● **Article**
Blackjack is a game played with a shoe made up of 1-8 standard decks of playing cards. The object of the game is to beat the dealer by making a hand worth as close to 21 points as possible without going over. Hands are scored based on the cards they are made up of; numbered cards are worth their number, face cards are worth ten, and aces may be counted as either one or 11.
A hand begins with each player making a bet and being dealt two cards, normally face up. The dealer is also dealt two cards: one face up (the up card) and one face down (the hole card).
The best possible hand in blackjack is an ace and a 10-point card – known as a blackjack. If the dealer is showing either an ace or a ten, the dealer will check for blackjack. If the dealer is showing an ace, the players will first be offered insurance. This bet costs half the amount of the player’s initial bet, and pays 2-1 if the dealer does indeed have a blackjack; the net result being that the player “saves” their initial bet and breaks even for the hand. A player who has a blackjack will be offered even money on their blackjack, but this is mathematically the same as being offered insurance.
If the dealer does have a blackjack, all players lose immediately, with the exception of players who also have a blackjack; those players push. If the dealer does not have a blackjack, player blackjacks immediately win at odds of 3-2.
Assuming neither the dealer nor the player has a blackjack, the player can then play their hand. Players have several options for attempting to improve their hand. At any time, the player may hit, taking an additional card for their hand. The player may also choose to stand, which ends their turn.
Players have two other options available to them only at the start of the hand, when they hold just two cards. The first is known as doubling down. If a player chooses to double down, they must make a second bet equal in size to their initial bet. After doing so, the player will receive one additional card; they must then stand. This is typically done when the player has a significant advantage, and wishes to wager additional money.
If the player’s first two cards are of the same rank, the player may split their hand into two, playing each for a bet of the same size as their original wager. Depending on the rules used in each blackjack game, players may be able to split additional times if they receive more cards of the same rank; rules will also vary as to whether or not the player may double down after splitting, and how the player can handle splitting aces.
If at any time a player’s hand goes over 21 points, the player is said to have busted. That hand is collected by the dealer, and any bets associated with that hand are immediately lost.
After all players have either chosen to stand or have busted, the dealer will reveal their down card. The dealer will then follow a set of rules that determine how the dealer must play their hand. These rules will typically require the dealer to hit with all hands of 16 or less. At some tables, the dealer will stand with all hands of 17 or more; in some cases, the dealer may instead be instructed to hit with a “soft” 17 – that is, one with an ace that still counts as 11 points.

● **Information shown**
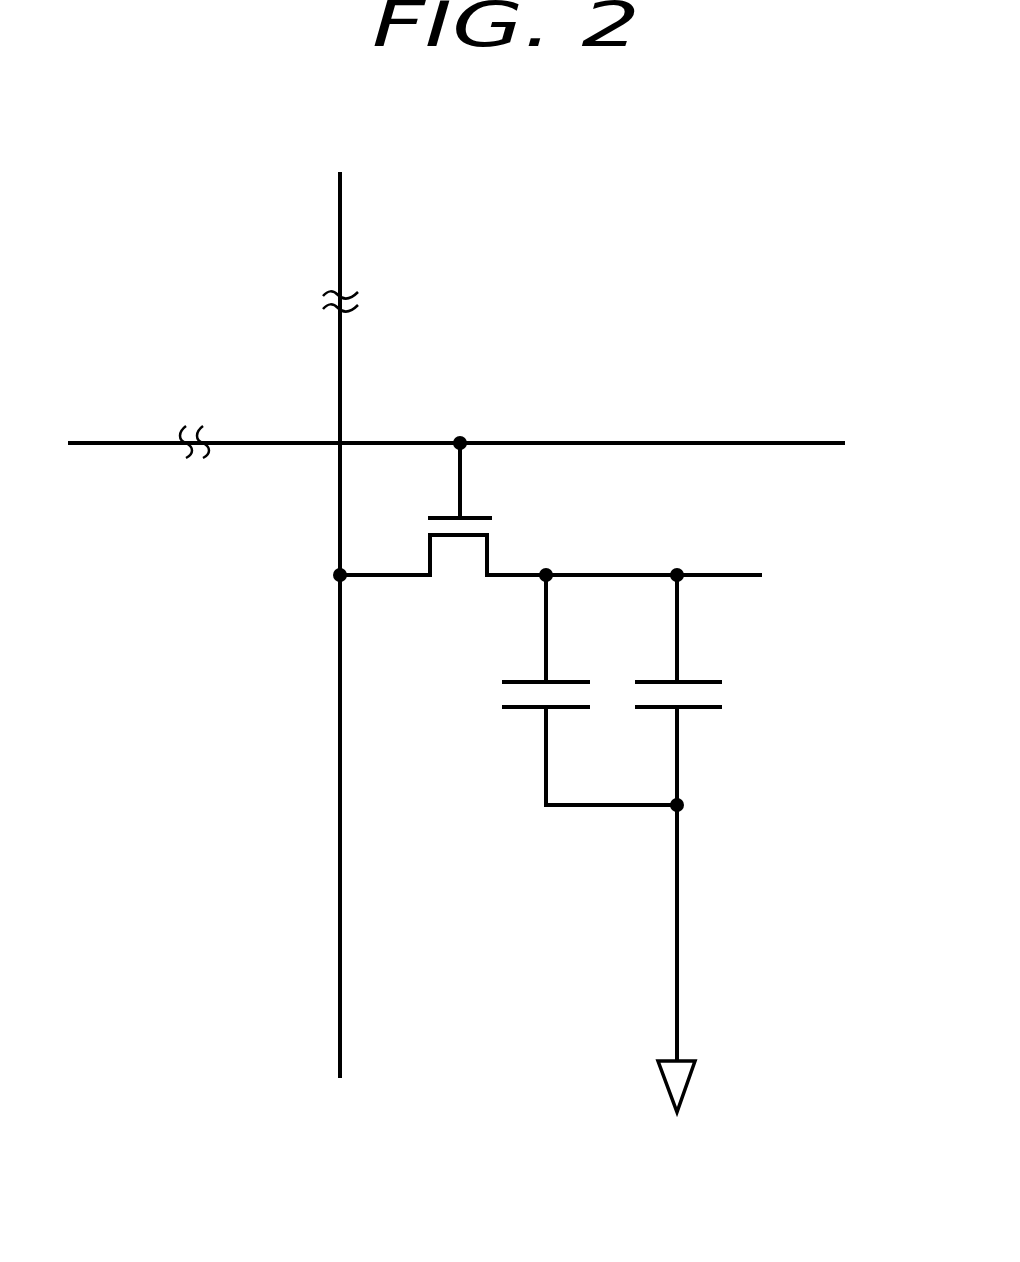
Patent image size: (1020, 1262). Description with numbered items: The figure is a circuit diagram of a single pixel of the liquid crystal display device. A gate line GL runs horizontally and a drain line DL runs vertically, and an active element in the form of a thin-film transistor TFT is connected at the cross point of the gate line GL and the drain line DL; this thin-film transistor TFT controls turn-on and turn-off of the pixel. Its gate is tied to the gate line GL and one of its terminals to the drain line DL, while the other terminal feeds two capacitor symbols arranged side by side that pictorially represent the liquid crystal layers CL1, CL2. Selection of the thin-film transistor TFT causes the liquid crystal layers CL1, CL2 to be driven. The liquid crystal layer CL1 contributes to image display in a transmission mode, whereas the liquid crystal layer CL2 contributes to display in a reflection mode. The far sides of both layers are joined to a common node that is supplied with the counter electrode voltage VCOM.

The drain line DL is at (340, 770).
The gate line GL is at (697, 443).
The thin-film transistor TFT is at (498, 525).
The liquid crystal layer CL1 is at (549, 686).
The liquid crystal layer CL2 is at (735, 690).
The counter electrode voltage VCOM is at (693, 987).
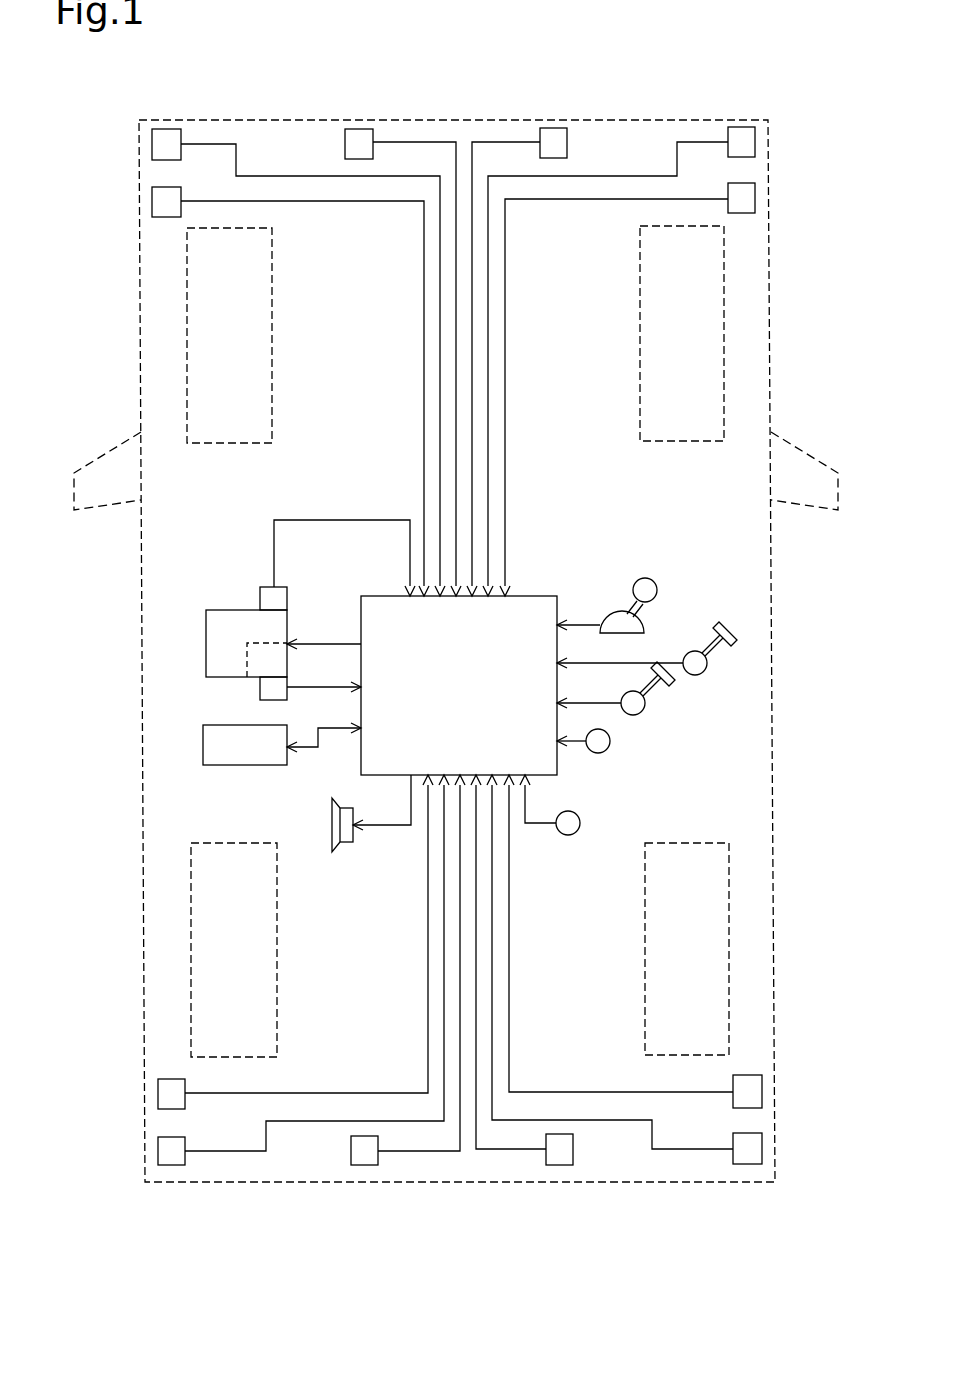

● **Problems and tasks**
**A)** Please print the blackjack rules starting with "Players have two" and going on through "handle splitting aces.".
**B)** In the blackjack rules, at what odds does a player's blackjack win when the dealer doesn't have one?
The rows aren't needed here.

● **Results by task**
**A)**
Players have two other options available to them only at the start of the hand, when they hold just two cards. The first is known as doubling down. If a player chooses to double down, they must make a second bet equal in size to their initial bet. After doing so, the player will receive one additional card; they must then stand. This is typically done when the player has a significant advantage, and wishes to wager additional money.
If the player’s first two cards are of the same rank, the player may split their hand into two, playing each for a bet of the same size as their original wager. Depending on the rules used in each blackjack game, players may be able to split additional times if they receive more cards of the same rank; rules will also vary as to whether or not the player may double down after splitting, and how the player can handle splitting aces.

**B)** At odds of 3-2.